Using the listing below, report all lines holding the word "beetles".

START Input material

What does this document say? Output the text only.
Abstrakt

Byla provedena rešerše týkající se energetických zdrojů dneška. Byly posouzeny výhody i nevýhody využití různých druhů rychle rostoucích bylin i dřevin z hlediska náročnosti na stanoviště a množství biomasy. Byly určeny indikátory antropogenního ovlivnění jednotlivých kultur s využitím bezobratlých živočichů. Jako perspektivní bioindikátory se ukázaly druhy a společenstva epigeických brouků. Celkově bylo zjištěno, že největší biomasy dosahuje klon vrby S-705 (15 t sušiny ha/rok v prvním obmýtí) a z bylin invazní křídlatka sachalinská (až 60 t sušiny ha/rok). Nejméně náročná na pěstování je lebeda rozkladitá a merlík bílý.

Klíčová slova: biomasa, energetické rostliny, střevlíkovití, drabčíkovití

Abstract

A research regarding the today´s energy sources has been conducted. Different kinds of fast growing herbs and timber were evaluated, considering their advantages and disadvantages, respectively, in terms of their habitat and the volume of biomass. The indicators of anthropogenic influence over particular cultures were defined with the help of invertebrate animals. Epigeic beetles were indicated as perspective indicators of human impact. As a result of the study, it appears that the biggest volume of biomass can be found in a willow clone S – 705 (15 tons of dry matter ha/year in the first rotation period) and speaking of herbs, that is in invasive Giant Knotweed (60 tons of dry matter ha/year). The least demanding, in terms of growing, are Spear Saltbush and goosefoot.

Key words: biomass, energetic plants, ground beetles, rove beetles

END Input material

_Exercise response:_
A research regarding the today´s energy sources has been conducted. Different kinds of fast growing herbs and timber were evaluated, considering their advantages and disadvantages, respectively, in terms of their habitat and the volume of biomass. The indicators of anthropogenic influence over particular cultures were defined with the help of invertebrate animals. Epigeic beetles were indicated as perspective indicators of human impact. As a result of the study, it appears that the biggest volume of biomass can be found in a willow clone S – 705 (15 tons of dry matter ha/year in the first rotation period) and speaking of herbs, that is in invasive Giant Knotweed (60 tons of dry matter ha/year). The least demanding, in terms of growing, are Spear Saltbush and goosefoot.
Key words: biomass, energetic plants, ground beetles, rove beetles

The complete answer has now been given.